◆ **Supplied text**:
Fast matching pursuit for wideband spectrum sensing in cognitive radio networks

  • Michael M. Abdel-Sayed
  • Ahmed KhattabEmail author
  • Mohamed F. Abu-Elyazeed
Article
  • 329 Downloads

Abstract

Wideband spectrum sensing is one of the most challenging components of cognitive radio networks. It should be performed as fast and accurately as possible. Traditional wideband spectrum sensing techniques suffer from the requirement of analog-to-digital converters with very high sampling rates. Compressed sensing has been recently considered as a technique that may enable wideband spectrum sensing at a much lower sampling rate than that dictated by the Nyquist theorem. However, the complexity and speed of existing compressed sensing reconstruction techniques remained a barrier for such an application. In this paper, we introduce fast matching pursuit (FMP), a fast and accurate greedy recovery algorithm for compressed sensing. We show that the spectral data are sparse in the Haar wavelet and wavelet packet domains. We apply FMP to wideband spectrum sensing for cognitive radio networks. Our proposed algorithm is capable of reconstructing spectrum signals from samples at a rate of about 25% of the Nyquist rate, significantly faster than other related algorithms, at more than 99% probability of detection and less than 1% probability of false alarm.

◆ **Record set**:

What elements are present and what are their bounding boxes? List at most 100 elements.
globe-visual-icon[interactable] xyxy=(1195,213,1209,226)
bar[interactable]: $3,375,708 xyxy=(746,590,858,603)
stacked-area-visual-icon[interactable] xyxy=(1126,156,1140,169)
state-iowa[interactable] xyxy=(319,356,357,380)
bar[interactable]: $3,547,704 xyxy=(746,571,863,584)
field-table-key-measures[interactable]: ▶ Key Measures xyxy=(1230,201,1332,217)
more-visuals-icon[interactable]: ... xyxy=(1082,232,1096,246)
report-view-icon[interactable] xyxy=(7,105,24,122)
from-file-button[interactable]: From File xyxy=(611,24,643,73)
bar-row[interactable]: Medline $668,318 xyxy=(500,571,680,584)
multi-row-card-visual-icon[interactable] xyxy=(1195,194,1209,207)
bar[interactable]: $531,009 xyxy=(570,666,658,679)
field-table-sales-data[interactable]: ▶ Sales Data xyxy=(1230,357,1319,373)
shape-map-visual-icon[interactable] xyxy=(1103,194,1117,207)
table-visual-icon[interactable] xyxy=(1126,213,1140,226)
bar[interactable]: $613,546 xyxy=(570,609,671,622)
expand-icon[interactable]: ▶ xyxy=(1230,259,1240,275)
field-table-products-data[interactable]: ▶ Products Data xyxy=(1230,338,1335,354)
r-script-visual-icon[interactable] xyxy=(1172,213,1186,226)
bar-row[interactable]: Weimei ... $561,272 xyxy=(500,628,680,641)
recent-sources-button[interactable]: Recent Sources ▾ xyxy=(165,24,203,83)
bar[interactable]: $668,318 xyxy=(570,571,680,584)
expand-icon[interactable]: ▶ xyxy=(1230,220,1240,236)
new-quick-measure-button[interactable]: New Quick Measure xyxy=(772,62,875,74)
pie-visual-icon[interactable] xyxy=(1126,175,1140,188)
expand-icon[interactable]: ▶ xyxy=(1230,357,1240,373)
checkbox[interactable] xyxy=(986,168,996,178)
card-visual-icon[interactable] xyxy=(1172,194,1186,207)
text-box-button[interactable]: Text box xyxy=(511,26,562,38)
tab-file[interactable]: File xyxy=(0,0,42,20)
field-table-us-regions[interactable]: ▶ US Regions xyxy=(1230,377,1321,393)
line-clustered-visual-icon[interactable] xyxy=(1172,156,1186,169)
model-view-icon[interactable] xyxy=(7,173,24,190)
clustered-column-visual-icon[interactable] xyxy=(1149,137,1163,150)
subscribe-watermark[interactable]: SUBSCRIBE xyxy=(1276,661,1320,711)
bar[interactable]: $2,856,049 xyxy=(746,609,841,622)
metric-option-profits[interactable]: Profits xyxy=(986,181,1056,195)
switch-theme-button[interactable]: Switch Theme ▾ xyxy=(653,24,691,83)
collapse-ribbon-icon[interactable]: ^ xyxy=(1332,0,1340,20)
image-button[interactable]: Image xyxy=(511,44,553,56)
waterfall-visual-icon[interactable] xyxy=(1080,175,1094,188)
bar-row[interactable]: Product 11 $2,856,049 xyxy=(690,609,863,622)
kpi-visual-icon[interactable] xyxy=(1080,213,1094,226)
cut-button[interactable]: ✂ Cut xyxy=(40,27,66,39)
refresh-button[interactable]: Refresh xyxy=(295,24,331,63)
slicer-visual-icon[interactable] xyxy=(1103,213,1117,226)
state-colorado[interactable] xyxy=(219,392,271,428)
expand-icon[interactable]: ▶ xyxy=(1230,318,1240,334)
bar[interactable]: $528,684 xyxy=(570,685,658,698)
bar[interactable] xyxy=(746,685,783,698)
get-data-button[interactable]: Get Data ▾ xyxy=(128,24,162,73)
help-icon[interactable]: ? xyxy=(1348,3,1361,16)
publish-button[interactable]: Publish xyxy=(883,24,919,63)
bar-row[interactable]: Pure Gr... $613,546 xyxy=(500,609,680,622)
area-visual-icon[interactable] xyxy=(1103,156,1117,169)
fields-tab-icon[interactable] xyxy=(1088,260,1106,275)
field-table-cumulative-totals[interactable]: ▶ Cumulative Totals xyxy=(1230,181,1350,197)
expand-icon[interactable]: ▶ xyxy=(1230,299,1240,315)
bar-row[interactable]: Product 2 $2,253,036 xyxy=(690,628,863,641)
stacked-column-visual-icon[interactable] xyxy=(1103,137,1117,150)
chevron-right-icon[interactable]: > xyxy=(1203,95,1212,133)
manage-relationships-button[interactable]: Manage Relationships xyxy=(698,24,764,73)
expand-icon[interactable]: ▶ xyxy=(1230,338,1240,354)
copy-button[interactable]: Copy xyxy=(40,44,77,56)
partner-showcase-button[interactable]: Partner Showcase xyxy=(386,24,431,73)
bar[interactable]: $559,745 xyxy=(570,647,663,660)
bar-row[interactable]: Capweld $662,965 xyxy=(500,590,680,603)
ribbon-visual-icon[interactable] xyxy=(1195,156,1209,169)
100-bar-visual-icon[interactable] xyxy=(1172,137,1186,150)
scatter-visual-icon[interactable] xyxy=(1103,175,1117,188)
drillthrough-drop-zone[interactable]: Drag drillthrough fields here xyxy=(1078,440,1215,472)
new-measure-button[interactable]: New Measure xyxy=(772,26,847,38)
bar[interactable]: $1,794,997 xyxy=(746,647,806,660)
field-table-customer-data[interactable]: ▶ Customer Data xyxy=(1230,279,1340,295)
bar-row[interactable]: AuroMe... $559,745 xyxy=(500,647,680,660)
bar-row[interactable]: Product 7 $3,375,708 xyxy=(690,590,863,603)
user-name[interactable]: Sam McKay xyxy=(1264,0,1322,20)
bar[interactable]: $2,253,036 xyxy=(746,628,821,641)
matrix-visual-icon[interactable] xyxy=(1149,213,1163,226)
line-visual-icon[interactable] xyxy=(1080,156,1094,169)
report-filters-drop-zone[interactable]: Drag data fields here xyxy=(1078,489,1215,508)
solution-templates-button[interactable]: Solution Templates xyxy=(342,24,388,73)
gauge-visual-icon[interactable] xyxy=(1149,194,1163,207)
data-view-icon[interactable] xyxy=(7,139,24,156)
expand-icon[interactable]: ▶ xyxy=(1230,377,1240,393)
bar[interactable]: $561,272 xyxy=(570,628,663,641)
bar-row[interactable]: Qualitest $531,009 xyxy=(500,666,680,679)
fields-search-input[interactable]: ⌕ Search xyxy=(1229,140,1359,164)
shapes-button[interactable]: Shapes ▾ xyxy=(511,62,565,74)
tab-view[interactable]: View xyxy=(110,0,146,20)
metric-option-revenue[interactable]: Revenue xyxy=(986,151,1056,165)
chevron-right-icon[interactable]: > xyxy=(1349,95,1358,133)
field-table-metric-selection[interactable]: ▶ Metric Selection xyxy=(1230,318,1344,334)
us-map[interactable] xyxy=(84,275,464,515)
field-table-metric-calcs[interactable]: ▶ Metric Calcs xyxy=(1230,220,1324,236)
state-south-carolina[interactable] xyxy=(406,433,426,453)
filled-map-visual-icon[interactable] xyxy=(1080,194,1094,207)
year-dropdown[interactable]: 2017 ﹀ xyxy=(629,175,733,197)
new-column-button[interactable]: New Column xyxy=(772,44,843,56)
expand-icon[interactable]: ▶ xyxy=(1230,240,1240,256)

◆ **What you are asked to do**: According to the abstract on fast matching pursuit, at about what fraction of the Nyquist rate can the proposed algorithm reconstruct spectrum signals from samples? Answer using only the text about fast matching pursuit.

◆ **Output**: About 25% of the Nyquist rate.